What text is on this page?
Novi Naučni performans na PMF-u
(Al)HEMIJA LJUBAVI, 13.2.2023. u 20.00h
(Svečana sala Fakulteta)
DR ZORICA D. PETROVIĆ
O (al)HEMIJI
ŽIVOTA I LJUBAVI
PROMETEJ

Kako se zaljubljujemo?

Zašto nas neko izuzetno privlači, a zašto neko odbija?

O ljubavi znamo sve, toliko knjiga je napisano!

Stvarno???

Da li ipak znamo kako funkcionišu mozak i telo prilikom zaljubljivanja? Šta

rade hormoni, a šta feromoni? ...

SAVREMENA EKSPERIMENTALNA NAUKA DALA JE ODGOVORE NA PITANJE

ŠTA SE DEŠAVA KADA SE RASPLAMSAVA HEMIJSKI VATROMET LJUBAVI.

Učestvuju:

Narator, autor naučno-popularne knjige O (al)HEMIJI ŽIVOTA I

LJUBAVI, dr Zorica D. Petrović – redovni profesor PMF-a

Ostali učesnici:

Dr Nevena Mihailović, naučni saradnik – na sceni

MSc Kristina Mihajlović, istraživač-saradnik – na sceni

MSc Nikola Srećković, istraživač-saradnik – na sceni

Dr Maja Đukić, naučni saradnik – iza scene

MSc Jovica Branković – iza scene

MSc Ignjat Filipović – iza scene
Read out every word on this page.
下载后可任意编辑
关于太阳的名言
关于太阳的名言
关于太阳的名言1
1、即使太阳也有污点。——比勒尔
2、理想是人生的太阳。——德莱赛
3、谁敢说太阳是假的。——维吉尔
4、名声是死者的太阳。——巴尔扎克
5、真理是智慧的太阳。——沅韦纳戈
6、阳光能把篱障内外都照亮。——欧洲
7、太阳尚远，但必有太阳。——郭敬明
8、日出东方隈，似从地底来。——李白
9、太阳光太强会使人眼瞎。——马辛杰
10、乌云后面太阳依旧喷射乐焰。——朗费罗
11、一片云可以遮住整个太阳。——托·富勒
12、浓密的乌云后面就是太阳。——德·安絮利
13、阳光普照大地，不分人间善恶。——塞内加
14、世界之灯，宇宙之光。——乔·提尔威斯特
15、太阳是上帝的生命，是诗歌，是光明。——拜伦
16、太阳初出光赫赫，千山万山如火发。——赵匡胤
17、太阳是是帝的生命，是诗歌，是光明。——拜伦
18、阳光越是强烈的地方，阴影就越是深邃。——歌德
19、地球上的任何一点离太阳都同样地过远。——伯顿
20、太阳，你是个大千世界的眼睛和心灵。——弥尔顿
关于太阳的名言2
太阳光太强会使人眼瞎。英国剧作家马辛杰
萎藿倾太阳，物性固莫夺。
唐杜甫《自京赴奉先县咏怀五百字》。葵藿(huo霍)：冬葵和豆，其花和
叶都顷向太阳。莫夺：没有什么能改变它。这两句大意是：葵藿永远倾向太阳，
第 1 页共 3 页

= = =

Written instruction:
Output nothing but the number of lines in the data containing the string "ŽIVOTA".

Task answer:
2